- [EXERCISE INSTRUCTIONS] Extract the entries in their exact form.

---*---

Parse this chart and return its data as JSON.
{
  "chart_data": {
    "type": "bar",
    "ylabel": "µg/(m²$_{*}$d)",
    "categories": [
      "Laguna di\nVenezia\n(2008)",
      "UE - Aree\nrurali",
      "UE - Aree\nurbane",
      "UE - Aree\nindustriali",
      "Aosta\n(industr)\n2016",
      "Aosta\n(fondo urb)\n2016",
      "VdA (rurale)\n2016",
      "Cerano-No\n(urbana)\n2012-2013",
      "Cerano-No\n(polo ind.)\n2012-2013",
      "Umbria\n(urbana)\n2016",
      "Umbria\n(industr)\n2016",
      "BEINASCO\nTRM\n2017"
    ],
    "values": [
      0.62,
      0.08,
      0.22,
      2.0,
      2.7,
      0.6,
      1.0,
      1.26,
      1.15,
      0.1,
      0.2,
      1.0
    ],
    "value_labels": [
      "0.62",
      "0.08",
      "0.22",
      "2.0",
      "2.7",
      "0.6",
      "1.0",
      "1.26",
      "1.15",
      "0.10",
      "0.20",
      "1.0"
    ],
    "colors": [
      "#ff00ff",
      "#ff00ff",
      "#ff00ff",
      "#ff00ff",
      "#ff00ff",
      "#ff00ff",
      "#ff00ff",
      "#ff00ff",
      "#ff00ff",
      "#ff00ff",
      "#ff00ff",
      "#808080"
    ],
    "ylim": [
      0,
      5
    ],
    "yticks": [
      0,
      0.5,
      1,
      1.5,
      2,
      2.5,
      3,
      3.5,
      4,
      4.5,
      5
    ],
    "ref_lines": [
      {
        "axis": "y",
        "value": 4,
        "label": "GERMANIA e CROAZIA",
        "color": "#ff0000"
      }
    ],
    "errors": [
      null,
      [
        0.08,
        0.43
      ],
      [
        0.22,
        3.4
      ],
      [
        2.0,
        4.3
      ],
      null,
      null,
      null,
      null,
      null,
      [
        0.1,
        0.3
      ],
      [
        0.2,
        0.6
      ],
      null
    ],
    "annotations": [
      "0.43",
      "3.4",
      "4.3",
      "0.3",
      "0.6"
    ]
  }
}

---*---

- [IN RESPONSE]
Parse this chart and return its data as JSON.
{
  "chart_data": {
    "type": "bar",
    "ylabel": "µg/(m²$_{*}$d)",
    "categories": [
      "Laguna di\nVenezia\n(2008)",
      "UE - Aree\nrurali",
      "UE - Aree\nurbane",
      "UE - Aree\nindustriali",
      "Aosta\n(industr)\n2016",
      "Aosta\n(fondo urb)\n2016",
      "VdA (rurale)\n2016",
      "Cerano-No\n(urbana)\n2012-2013",
      "Cerano-No\n(polo ind.)\n2012-2013",
      "Umbria\n(urbana)\n2016",
      "Umbria\n(industr)\n2016",
      "BEINASCO\nTRM\n2017"
    ],
    "values": [
      0.62,
      0.08,
      0.22,
      2.0,
      2.7,
      0.6,
      1.0,
      1.26,
      1.15,
      0.1,
      0.2,
      1.0
    ],
    "value_labels": [
      "0.62",
      "0.08",
      "0.22",
      "2.0",
      "2.7",
      "0.6",
      "1.0",
      "1.26",
      "1.15",
      "0.10",
      "0.20",
      "1.0"
    ],
    "colors": [
      "#ff00ff",
      "#ff00ff",
      "#ff00ff",
      "#ff00ff",
      "#ff00ff",
      "#ff00ff",
      "#ff00ff",
      "#ff00ff",
      "#ff00ff",
      "#ff00ff",
      "#ff00ff",
      "#808080"
    ],
    "ylim": [
      0,
      5
    ],
    "yticks": [
      0,
      0.5,
      1,
      1.5,
      2,
      2.5,
      3,
      3.5,
      4,
      4.5,
      5
    ],
    "ref_lines": [
      {
        "axis": "y",
        "value": 4,
        "label": "GERMANIA e CROAZIA",
        "color": "#ff0000"
      }
    ],
    "errors": [
      null,
      [
        0.08,
        0.43
      ],
      [
        0.22,
        3.4
      ],
      [
        2.0,
        4.3
      ],
      null,
      null,
      null,
      null,
      null,
      [
        0.1,
        0.3
      ],
      [
        0.2,
        0.6
      ],
      null
    ],
    "annotations": [
      "0.43",
      "3.4",
      "4.3",
      "0.3",
      "0.6"
    ]
  }
}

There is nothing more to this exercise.